» Your goal: No images are to be carried over; print all other material exactly as it stands.

» Entries shown:
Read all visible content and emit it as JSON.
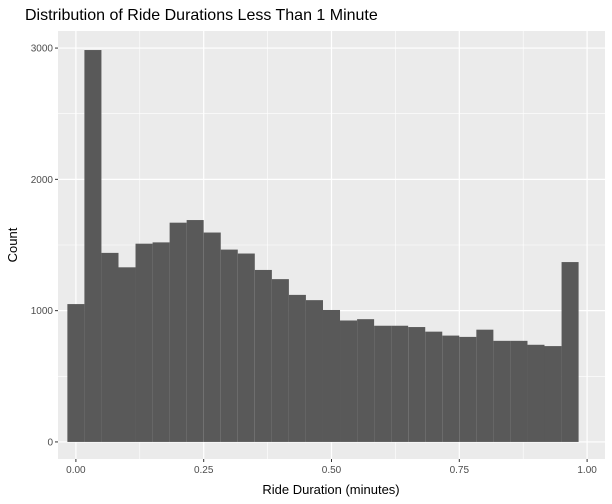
{
  "chart_data": {
    "type": "bar",
    "title": "Distribution of Ride Durations Less Than 1 Minute",
    "xlabel": "Ride Duration (minutes)",
    "ylabel": "Count",
    "xlim": [
      -0.035,
      1.035
    ],
    "ylim": [
      -130,
      3130
    ],
    "x_ticks": [
      0.0,
      0.25,
      0.5,
      0.75,
      1.0
    ],
    "x_tick_labels": [
      "0.00",
      "0.25",
      "0.50",
      "0.75",
      "1.00"
    ],
    "y_ticks": [
      0,
      1000,
      2000,
      3000
    ],
    "y_tick_labels": [
      "0",
      "1000",
      "2000",
      "3000"
    ],
    "bin_width": 0.0333,
    "bin_centers": [
      0.0,
      0.0333,
      0.0667,
      0.1,
      0.1333,
      0.1667,
      0.2,
      0.2333,
      0.2667,
      0.3,
      0.3333,
      0.3667,
      0.4,
      0.4333,
      0.4667,
      0.5,
      0.5333,
      0.5667,
      0.6,
      0.6333,
      0.6667,
      0.7,
      0.7333,
      0.7667,
      0.8,
      0.8333,
      0.8667,
      0.9,
      0.9333,
      0.9667,
      1.0
    ],
    "values": [
      1050,
      2985,
      1440,
      1330,
      1510,
      1520,
      1670,
      1690,
      1595,
      1465,
      1435,
      1310,
      1240,
      1120,
      1080,
      1005,
      925,
      935,
      885,
      885,
      875,
      840,
      810,
      800,
      855,
      770,
      770,
      740,
      730,
      1370,
      0
    ],
    "grid": true,
    "bar_color": "#595959",
    "panel_color": "#ebebeb",
    "grid_color": "#ffffff"
  }
}
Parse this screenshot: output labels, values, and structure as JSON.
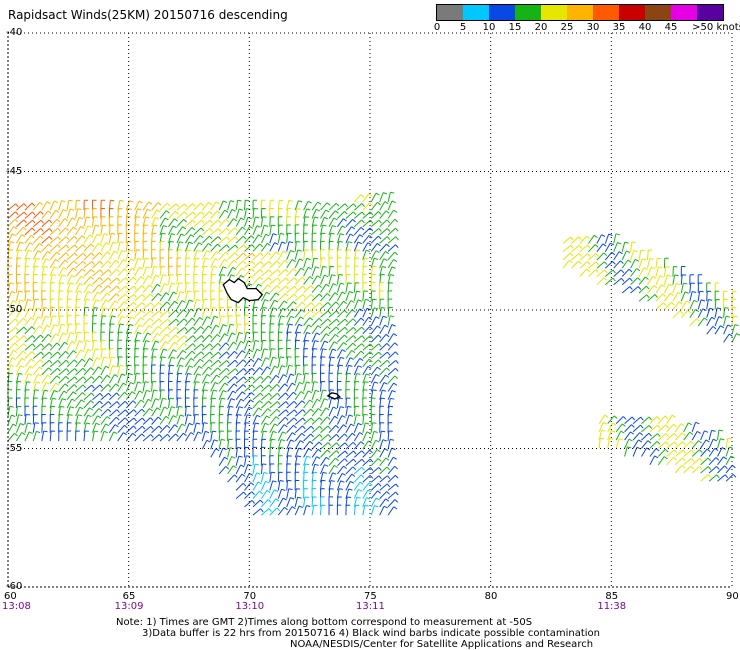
{
  "title": "Rapidsact Winds(25KM) 20150716 descending",
  "legend": {
    "labels": [
      "0",
      "5",
      "10",
      "15",
      "20",
      "25",
      "30",
      "35",
      "40",
      "45",
      ">50 knots"
    ],
    "colors": [
      "#7a7a7a",
      "#00c8ff",
      "#0a48e6",
      "#14b414",
      "#e6e600",
      "#ffb400",
      "#ff5a00",
      "#c80000",
      "#8b4513",
      "#e600e6",
      "#5a00a0"
    ]
  },
  "axes": {
    "lat_labels": [
      "-40",
      "-45",
      "-50",
      "-55",
      "-60"
    ],
    "lon_labels": [
      "60",
      "65",
      "70",
      "75",
      "80",
      "85",
      "90"
    ],
    "time_labels": [
      {
        "lon": "60",
        "text": "13:08"
      },
      {
        "lon": "65",
        "text": "13:09"
      },
      {
        "lon": "70",
        "text": "13:10"
      },
      {
        "lon": "75",
        "text": "13:11"
      },
      {
        "lon": "85",
        "text": "11:38"
      }
    ]
  },
  "notes": {
    "line1": "Note: 1) Times are GMT 2)Times along bottom correspond to measurement at -50S",
    "line2": "3)Data buffer is 22 hrs from 20150716 4) Black wind barbs indicate possible contamination",
    "line3": "NOAA/NESDIS/Center for Satellite Applications and Research"
  },
  "map": {
    "lon_range": [
      60,
      90
    ],
    "lat_range": [
      -60,
      -40
    ],
    "swaths": [
      {
        "name": "main-swath",
        "lon_range": [
          60,
          75.8
        ],
        "lat_range": [
          -57.5,
          -46.1
        ]
      },
      {
        "name": "east-swath-north",
        "lon_range": [
          83,
          90
        ],
        "lat_range": [
          -51.8,
          -47.6
        ]
      },
      {
        "name": "east-swath-south",
        "lon_range": [
          84.5,
          90
        ],
        "lat_range": [
          -56.4,
          -54.1
        ]
      }
    ],
    "islands": [
      {
        "name": "kerguelen-islands",
        "lon": 69.5,
        "lat": -49.3
      },
      {
        "name": "heard-island",
        "lon": 73.5,
        "lat": -53.1
      }
    ]
  }
}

» Task result:
Read all visible content and emit it as JSON.
{
  "chart_data": {
    "type": "bar",
    "title": "Distribution of Ride Durations Less Than 1 Minute",
    "xlabel": "Ride Duration (minutes)",
    "ylabel": "Count",
    "xlim": [
      -0.035,
      1.035
    ],
    "ylim": [
      -130,
      3130
    ],
    "x_ticks": [
      0.0,
      0.25,
      0.5,
      0.75,
      1.0
    ],
    "x_tick_labels": [
      "0.00",
      "0.25",
      "0.50",
      "0.75",
      "1.00"
    ],
    "y_ticks": [
      0,
      1000,
      2000,
      3000
    ],
    "y_tick_labels": [
      "0",
      "1000",
      "2000",
      "3000"
    ],
    "bin_width": 0.0333,
    "bin_centers": [
      0.0,
      0.0333,
      0.0667,
      0.1,
      0.1333,
      0.1667,
      0.2,
      0.2333,
      0.2667,
      0.3,
      0.3333,
      0.3667,
      0.4,
      0.4333,
      0.4667,
      0.5,
      0.5333,
      0.5667,
      0.6,
      0.6333,
      0.6667,
      0.7,
      0.7333,
      0.7667,
      0.8,
      0.8333,
      0.8667,
      0.9,
      0.9333,
      0.9667,
      1.0
    ],
    "values": [
      1050,
      2985,
      1440,
      1330,
      1510,
      1520,
      1670,
      1690,
      1595,
      1465,
      1435,
      1310,
      1240,
      1120,
      1080,
      1005,
      925,
      935,
      885,
      885,
      875,
      840,
      810,
      800,
      855,
      770,
      770,
      740,
      730,
      1370,
      0
    ],
    "grid": true,
    "bar_color": "#595959",
    "panel_color": "#ebebeb",
    "grid_color": "#ffffff"
  }
}
Parse this screenshot: output labels, values, and structure as JSON.
{
  "title": "Rapidsact Winds(25KM) 20150716 descending",
  "legend": {
    "labels": [
      "0",
      "5",
      "10",
      "15",
      "20",
      "25",
      "30",
      "35",
      "40",
      "45",
      ">50 knots"
    ],
    "colors": [
      "#7a7a7a",
      "#00c8ff",
      "#0a48e6",
      "#14b414",
      "#e6e600",
      "#ffb400",
      "#ff5a00",
      "#c80000",
      "#8b4513",
      "#e600e6",
      "#5a00a0"
    ]
  },
  "axes": {
    "lat_labels": [
      "-40",
      "-45",
      "-50",
      "-55",
      "-60"
    ],
    "lon_labels": [
      "60",
      "65",
      "70",
      "75",
      "80",
      "85",
      "90"
    ],
    "time_labels": [
      {
        "lon": "60",
        "text": "13:08"
      },
      {
        "lon": "65",
        "text": "13:09"
      },
      {
        "lon": "70",
        "text": "13:10"
      },
      {
        "lon": "75",
        "text": "13:11"
      },
      {
        "lon": "85",
        "text": "11:38"
      }
    ]
  },
  "notes": {
    "line1": "Note: 1) Times are GMT 2)Times along bottom correspond to measurement at -50S",
    "line2": "3)Data buffer is 22 hrs from 20150716 4) Black wind barbs indicate possible contamination",
    "line3": "NOAA/NESDIS/Center for Satellite Applications and Research"
  },
  "map": {
    "lon_range": [
      60,
      90
    ],
    "lat_range": [
      -60,
      -40
    ],
    "swaths": [
      {
        "name": "main-swath",
        "lon_range": [
          60,
          75.8
        ],
        "lat_range": [
          -57.5,
          -46.1
        ]
      },
      {
        "name": "east-swath-north",
        "lon_range": [
          83,
          90
        ],
        "lat_range": [
          -51.8,
          -47.6
        ]
      },
      {
        "name": "east-swath-south",
        "lon_range": [
          84.5,
          90
        ],
        "lat_range": [
          -56.4,
          -54.1
        ]
      }
    ],
    "islands": [
      {
        "name": "kerguelen-islands",
        "lon": 69.5,
        "lat": -49.3
      },
      {
        "name": "heard-island",
        "lon": 73.5,
        "lat": -53.1
      }
    ]
  }
}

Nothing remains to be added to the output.